Exercise objective: Your answer should be one number: the count of lines in these entries that hold the word "ausbauen".

**** Task material ****

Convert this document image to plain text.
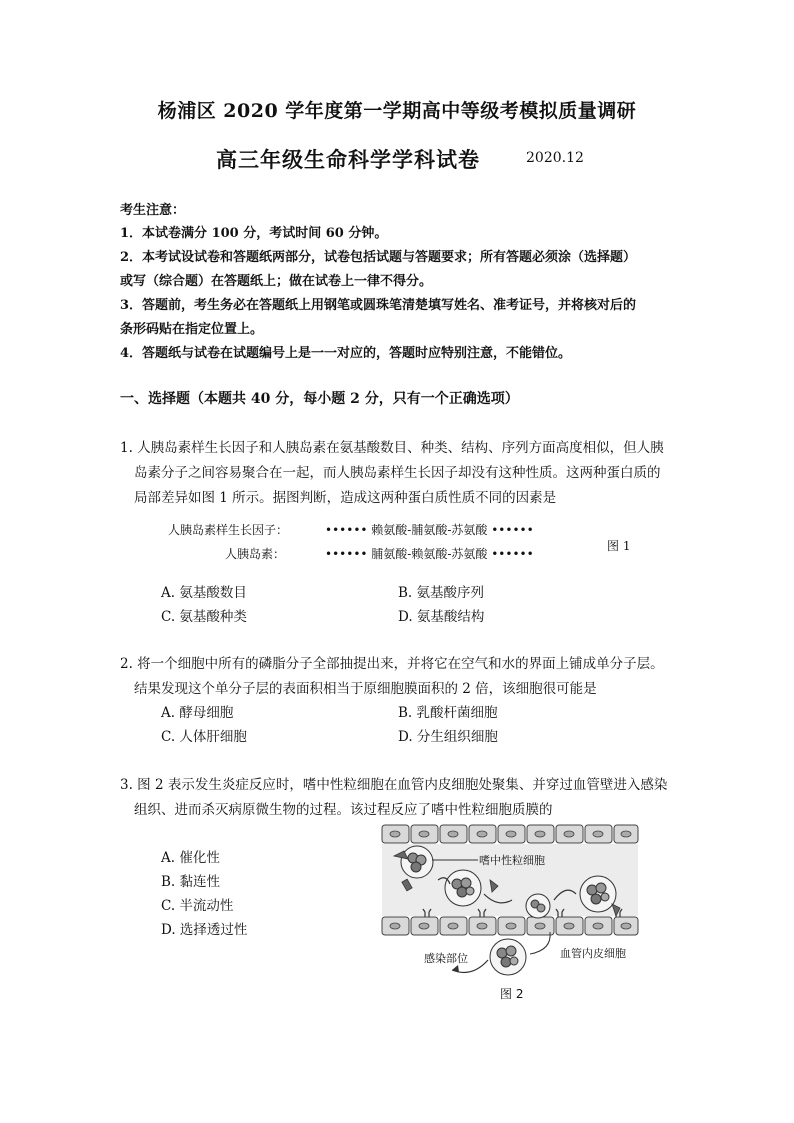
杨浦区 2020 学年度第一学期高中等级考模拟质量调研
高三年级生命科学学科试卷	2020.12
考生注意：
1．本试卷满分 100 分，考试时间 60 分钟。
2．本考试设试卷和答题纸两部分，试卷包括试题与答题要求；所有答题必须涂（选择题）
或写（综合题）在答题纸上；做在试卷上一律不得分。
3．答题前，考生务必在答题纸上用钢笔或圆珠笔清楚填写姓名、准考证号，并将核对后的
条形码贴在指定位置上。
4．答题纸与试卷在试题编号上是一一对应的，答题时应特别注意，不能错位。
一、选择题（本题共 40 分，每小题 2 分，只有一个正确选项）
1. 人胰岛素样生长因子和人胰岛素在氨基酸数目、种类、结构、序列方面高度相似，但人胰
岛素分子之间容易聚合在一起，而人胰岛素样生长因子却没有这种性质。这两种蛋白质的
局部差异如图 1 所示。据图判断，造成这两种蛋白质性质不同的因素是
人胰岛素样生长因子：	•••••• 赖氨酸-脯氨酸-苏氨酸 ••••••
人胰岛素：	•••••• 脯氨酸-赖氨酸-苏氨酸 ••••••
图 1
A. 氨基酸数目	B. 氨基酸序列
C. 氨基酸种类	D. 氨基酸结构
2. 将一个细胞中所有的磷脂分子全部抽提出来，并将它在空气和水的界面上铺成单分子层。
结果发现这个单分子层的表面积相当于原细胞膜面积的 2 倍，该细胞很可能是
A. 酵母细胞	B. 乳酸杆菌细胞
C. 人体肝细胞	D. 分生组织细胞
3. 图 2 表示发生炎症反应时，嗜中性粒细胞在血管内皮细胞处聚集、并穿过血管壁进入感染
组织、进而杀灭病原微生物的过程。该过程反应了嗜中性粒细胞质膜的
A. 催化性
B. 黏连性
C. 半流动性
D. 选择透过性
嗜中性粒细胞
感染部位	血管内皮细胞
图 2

****
**** Task material ****

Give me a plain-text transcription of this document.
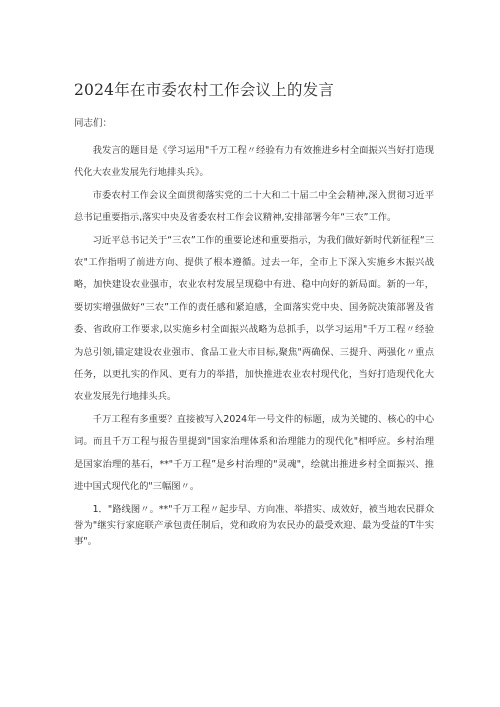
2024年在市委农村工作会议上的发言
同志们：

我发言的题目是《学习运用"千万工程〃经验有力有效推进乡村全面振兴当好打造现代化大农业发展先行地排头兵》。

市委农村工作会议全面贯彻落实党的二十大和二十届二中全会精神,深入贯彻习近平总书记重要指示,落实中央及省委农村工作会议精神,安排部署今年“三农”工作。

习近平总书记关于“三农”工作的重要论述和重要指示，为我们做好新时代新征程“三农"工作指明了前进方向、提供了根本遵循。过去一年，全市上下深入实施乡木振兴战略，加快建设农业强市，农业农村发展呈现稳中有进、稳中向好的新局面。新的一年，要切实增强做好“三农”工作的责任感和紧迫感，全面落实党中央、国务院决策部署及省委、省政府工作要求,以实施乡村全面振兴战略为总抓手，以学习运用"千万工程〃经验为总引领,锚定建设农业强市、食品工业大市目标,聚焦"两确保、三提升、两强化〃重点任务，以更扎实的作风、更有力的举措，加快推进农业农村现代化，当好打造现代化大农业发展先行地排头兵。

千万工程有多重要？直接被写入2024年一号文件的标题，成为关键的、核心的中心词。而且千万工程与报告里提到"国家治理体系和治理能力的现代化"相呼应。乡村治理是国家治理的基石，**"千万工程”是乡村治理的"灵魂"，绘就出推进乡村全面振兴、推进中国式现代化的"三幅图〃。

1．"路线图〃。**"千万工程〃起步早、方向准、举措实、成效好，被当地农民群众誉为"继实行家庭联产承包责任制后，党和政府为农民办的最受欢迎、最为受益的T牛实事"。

****
**** Task material ****

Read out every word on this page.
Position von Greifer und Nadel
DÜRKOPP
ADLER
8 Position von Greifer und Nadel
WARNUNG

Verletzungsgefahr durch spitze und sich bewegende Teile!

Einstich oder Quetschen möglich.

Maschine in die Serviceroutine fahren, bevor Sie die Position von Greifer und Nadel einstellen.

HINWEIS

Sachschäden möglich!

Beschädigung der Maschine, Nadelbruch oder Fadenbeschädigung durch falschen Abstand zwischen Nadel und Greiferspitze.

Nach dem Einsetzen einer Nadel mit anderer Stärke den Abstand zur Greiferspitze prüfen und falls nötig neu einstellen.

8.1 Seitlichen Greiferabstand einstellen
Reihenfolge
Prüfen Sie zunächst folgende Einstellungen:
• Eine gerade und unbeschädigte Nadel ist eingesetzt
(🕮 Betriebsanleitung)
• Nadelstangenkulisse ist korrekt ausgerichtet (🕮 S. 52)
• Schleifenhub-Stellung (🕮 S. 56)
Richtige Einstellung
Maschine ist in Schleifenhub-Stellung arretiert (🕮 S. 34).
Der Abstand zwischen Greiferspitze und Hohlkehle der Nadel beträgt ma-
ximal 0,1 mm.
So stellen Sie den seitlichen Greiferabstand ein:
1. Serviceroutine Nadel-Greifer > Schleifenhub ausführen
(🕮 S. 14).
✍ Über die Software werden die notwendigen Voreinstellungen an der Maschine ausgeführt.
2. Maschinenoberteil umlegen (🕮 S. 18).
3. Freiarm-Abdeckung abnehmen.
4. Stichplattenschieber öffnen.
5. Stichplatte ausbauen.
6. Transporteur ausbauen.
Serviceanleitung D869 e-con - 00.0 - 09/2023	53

****

Task output: 2